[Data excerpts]
────
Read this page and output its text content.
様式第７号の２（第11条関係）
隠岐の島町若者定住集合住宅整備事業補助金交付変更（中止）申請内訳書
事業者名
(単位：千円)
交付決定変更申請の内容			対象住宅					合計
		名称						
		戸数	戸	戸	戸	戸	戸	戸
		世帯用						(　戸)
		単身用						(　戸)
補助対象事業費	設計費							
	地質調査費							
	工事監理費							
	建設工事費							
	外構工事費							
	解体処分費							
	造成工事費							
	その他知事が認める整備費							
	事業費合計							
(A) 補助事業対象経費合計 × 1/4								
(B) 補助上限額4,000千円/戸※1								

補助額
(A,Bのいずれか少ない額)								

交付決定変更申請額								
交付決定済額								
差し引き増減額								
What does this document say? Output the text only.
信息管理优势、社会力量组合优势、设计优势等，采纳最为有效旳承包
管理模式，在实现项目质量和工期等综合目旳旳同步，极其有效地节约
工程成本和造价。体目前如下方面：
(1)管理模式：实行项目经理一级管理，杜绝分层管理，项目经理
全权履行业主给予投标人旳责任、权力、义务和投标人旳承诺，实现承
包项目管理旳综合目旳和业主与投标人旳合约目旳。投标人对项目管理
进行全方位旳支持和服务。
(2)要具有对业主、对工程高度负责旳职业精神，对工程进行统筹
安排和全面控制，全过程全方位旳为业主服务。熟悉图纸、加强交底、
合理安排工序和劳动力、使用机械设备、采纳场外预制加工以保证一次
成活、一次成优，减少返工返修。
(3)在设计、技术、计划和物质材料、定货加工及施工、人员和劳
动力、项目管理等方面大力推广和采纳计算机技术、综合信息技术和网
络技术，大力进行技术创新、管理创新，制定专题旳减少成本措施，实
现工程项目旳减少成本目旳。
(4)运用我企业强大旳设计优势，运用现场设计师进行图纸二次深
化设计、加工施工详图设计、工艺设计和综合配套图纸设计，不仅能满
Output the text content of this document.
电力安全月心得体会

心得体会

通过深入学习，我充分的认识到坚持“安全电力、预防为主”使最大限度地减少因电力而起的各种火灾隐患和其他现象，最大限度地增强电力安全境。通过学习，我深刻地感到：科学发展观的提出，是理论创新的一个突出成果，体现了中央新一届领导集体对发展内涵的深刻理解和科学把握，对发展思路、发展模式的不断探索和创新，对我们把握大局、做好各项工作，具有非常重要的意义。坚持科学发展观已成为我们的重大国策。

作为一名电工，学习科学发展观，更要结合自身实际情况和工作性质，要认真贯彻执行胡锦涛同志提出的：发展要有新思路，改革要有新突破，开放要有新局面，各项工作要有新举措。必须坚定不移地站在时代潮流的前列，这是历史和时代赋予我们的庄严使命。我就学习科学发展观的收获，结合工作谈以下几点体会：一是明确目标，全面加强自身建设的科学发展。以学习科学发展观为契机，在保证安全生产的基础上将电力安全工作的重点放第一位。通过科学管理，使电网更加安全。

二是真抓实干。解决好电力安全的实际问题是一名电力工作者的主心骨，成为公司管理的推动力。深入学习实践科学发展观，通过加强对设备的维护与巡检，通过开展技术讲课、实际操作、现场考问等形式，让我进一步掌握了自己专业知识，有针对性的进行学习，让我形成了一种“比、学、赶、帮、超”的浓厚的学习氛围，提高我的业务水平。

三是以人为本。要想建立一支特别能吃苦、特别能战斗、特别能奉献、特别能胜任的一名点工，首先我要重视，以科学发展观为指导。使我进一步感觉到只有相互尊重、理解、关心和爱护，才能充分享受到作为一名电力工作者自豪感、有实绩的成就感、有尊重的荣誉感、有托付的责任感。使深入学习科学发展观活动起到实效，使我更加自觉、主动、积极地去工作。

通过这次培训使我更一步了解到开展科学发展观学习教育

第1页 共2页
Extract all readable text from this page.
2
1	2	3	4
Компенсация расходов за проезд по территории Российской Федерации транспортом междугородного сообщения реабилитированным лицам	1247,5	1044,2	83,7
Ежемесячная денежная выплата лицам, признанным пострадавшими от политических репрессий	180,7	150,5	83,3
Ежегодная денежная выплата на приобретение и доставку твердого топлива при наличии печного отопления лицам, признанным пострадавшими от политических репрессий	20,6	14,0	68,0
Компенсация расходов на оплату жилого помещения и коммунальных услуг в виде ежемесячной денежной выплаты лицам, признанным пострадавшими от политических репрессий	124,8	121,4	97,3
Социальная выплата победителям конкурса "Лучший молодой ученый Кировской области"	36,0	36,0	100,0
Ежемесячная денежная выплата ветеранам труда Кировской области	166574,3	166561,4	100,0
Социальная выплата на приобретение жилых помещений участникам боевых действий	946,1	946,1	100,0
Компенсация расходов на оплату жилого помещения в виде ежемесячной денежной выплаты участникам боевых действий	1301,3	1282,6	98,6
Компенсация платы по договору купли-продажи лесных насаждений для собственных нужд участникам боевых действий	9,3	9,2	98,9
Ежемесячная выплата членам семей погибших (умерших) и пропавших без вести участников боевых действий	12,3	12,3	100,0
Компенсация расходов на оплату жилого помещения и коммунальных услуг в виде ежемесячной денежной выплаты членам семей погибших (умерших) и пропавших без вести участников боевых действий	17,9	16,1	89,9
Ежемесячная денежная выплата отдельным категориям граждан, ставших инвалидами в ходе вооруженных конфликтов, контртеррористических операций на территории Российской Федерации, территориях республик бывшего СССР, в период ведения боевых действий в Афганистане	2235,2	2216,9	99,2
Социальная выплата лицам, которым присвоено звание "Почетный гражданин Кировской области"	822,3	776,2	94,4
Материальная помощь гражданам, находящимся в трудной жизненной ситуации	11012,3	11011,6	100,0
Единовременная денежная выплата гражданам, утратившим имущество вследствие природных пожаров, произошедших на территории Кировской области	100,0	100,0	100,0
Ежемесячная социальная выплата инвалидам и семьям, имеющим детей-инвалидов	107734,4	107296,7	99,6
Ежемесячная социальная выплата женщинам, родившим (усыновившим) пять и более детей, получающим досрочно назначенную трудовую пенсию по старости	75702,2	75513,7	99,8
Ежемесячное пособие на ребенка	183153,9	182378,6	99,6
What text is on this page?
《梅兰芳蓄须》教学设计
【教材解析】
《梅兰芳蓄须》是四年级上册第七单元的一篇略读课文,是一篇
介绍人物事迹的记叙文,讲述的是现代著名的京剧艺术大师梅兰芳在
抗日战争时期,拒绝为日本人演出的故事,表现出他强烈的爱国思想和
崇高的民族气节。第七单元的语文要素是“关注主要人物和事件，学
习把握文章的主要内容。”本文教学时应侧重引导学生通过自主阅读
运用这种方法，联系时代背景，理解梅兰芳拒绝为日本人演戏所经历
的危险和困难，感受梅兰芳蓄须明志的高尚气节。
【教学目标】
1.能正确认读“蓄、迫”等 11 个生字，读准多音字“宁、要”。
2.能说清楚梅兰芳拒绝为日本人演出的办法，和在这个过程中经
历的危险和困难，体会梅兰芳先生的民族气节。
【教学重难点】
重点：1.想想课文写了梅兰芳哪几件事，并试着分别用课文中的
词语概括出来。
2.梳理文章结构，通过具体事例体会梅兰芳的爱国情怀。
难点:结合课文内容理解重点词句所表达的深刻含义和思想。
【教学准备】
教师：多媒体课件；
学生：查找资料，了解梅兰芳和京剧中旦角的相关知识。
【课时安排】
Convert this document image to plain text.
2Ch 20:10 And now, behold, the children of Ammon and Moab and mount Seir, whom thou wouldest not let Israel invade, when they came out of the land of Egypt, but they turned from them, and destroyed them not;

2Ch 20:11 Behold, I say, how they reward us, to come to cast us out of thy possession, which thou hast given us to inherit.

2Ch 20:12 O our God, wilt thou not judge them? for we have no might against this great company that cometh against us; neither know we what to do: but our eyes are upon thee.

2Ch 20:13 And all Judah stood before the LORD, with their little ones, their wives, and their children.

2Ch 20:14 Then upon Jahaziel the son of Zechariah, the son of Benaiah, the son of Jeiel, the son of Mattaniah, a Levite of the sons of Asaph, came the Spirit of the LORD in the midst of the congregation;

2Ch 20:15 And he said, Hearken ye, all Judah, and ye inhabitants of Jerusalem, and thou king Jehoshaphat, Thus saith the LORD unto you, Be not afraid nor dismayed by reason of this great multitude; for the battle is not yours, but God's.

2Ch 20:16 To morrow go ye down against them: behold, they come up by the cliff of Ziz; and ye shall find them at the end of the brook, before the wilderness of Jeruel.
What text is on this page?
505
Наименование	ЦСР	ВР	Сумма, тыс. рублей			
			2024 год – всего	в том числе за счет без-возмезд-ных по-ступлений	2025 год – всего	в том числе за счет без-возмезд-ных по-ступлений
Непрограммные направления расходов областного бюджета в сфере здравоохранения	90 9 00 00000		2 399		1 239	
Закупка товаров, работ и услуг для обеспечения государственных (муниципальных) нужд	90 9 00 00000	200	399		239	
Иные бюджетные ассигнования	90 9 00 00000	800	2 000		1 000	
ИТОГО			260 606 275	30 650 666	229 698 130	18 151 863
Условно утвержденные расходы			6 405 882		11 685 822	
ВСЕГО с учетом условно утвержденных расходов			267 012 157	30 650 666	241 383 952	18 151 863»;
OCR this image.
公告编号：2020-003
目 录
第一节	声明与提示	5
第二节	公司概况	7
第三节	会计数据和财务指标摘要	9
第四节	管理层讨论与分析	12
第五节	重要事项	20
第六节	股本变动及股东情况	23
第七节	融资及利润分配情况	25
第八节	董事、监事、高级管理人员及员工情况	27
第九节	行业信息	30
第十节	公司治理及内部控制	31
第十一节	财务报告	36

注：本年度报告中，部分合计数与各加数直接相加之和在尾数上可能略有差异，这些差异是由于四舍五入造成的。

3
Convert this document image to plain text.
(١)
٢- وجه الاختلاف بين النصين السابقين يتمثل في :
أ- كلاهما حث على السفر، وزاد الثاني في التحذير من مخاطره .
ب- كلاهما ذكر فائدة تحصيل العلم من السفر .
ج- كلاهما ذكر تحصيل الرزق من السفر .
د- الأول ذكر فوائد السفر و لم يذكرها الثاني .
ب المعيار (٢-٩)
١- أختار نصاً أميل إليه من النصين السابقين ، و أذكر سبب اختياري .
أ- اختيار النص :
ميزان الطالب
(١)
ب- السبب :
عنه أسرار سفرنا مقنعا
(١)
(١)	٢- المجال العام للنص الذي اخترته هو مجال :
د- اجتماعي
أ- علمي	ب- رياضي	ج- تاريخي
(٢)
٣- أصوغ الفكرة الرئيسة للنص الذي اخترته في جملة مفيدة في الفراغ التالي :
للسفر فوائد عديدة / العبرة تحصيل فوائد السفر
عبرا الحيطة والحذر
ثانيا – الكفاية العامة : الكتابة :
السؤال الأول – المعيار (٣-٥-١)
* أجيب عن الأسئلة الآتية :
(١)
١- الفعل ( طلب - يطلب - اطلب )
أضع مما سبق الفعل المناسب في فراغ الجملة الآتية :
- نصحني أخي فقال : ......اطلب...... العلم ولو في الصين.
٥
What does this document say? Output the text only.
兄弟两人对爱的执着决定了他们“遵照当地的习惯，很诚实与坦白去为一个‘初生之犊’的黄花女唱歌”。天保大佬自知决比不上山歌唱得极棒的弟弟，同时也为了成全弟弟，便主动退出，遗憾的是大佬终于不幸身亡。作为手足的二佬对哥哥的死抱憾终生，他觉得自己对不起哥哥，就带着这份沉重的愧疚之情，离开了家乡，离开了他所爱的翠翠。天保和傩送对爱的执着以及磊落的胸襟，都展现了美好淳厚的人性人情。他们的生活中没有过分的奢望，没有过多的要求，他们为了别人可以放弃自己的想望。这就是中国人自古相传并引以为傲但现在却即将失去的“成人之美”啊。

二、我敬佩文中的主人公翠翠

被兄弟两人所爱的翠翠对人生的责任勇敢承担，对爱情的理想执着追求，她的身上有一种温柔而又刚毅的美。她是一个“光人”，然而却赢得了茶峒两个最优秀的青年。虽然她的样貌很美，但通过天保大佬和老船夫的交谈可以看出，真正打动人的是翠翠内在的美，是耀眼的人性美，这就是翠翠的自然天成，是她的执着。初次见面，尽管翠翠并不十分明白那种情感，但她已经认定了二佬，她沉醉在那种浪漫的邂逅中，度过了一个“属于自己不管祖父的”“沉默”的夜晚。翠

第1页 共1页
────
Your objective = Return the lines of the records that include the string "признанным".

Response to this task =
Ежемесячная денежная выплата лицам, признанным пострадавшими от политических репрессий	180,7	150,5	83,3
Ежегодная денежная выплата на приобретение и доставку твердого топлива при наличии печного отопления лицам, признанным пострадавшими от политических репрессий	20,6	14,0	68,0
Компенсация расходов на оплату жилого помещения и коммунальных услуг в виде ежемесячной денежной выплаты лицам, признанным пострадавшими от политических репрессий	124,8	121,4	97,3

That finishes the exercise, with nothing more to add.